Esercizio 1 — Nella presentazione di Giulia Ferraro, in che anno è stata comprata la pentola di acciaio?
Esercizio 2 — Prosegui la presentazione di Giulia Ferraro a partire dalla sua ultima frase.

Testo da esaminare —
<<<<

Chi sono

Chi sono

Giulia Ferraro, nata nel 1979, una segretaria di scuola media a Perugia che la sera fa il sapone in cucina e tiene il conto dei propri errori.

Mi chiamo Giulia Ferraro, sono nata nel 1979 e vivo a Perugia. Di lavoro faccio la segretaria amministrativa in una scuola media: protocollo, circolari, registri. Non ho studiato chimica e non ho nessun attestato che riguardi la cosmetica. Quello che trovate su questo sito nasce da una cucina normale, da una bilancia da un grammo e da una lunga serie di prove finite male.

Il mio armamentario è tutto qui: una pentola di acciaio comprata nel 2017, che non uso più per la pasta, una bilancia da cucina con precisione di 1 g, tre o quattro stampi di silicone e un termometro a infrarossi. Nessuno di questi oggetti è professionale, nessuno viene da un laboratorio. Uso anche carta da forno, cucchiai di acciaio e contenitori riciclati quando faccio una prova piccola.

>>>>

Dati forniti —

<<<<

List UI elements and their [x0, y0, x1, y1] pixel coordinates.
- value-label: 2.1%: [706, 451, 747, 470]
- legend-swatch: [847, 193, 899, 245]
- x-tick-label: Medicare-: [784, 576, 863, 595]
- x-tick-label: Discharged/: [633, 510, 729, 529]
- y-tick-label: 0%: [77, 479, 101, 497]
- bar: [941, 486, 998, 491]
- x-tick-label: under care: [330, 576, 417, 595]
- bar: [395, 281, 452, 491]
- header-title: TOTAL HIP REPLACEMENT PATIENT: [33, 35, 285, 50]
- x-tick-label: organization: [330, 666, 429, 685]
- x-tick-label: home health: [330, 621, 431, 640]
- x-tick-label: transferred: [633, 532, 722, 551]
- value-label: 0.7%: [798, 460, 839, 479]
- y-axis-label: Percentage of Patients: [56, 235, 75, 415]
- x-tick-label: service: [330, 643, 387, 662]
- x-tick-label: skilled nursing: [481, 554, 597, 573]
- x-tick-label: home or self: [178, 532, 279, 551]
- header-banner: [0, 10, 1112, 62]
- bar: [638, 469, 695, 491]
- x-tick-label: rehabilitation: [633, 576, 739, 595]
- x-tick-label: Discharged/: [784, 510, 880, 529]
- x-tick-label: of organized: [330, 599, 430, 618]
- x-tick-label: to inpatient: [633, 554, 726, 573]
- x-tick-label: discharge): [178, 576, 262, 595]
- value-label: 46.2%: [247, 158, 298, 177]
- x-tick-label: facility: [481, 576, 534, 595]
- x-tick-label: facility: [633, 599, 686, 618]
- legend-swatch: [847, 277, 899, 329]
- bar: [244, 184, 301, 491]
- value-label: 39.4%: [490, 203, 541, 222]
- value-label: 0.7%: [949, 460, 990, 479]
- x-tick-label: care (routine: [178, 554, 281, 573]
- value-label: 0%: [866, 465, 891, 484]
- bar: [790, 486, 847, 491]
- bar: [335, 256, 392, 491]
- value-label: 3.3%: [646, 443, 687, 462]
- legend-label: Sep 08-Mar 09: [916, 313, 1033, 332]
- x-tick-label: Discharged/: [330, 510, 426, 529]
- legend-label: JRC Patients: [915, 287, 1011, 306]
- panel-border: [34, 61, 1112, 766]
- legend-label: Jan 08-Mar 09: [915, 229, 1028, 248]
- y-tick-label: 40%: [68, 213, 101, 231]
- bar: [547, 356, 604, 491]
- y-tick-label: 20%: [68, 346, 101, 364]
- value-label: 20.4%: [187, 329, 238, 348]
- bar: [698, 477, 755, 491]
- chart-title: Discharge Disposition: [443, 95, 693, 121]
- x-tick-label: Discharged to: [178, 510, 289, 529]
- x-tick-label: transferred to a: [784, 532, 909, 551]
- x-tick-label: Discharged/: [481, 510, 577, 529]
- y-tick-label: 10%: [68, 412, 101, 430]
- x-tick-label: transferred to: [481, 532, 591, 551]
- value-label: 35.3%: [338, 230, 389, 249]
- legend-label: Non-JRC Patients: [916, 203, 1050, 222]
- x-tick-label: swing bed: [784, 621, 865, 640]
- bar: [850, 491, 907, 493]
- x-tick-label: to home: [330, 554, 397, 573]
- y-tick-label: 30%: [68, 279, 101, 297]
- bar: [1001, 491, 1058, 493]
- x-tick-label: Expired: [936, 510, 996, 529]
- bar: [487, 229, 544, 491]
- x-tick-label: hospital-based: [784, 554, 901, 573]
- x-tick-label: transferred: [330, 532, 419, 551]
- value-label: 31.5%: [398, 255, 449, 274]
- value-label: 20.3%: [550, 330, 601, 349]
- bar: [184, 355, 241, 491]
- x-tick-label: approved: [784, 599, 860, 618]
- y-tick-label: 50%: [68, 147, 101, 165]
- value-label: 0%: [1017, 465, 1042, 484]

>>>>

Risposta 1 — Nel 2017.

Risposta 2 —
La cucina in cui lavoro ha una finestra a nord. D’inverno ci stanno sui 16 °C quando il riscaldamento è basso, d’estate si superano i 30 °C e il sapone nello stampo resta caldo per ore. L’acqua del rubinetto di Perugia è dura, intorno ai 30 °f: il calcare si vede sul lavello e dopo essersi lavati resta quella sensazione di pelle che tira.

I disastri li pubblico tutti. Ho versato la liscivia ancora a 70 °C sugli oli e la massa si è rappresa in pentola in una manciata di secondi. Ho usato un vasetto di yogurt come stampo e la saponetta è uscita piegata per sempre. Ho fatto un sapone di solo olio di oliva che dopo due mesi si schiacciava ancora con il dito e lasciava la lama impastata.

Non sono una persona qualificata e non parlo di pelle, irritazioni o salute: quando si esce dalla pentola e dalla bilancia, mi fermo. Per il resto rispondo volentieri alle mail, purché si parli di grammi, gradi e tempi.

Cosa trovo in questa cucina

  • Nome e anno di nascita: Giulia Ferraro, 1979; vivo a Perugia, in Umbria.
  • Lavoro: segretaria amministrativa in una scuola media, nessun legame con il mondo della cosmetica.
  • Attrezzatura: una pentola di acciaio del 2017, una bilancia da cucina con precisione di 1 g, alcuni stampi di silicone e un termometro a infrarossi.
  • Condizioni di casa: cucina con finestra a nord, 16 °C d’inverno e oltre 30 °C d’estate.
  • Acqua del rubinetto di Perugia: circa 30 °f, molto dura, lascia il segno del calcare su lavello e pentole.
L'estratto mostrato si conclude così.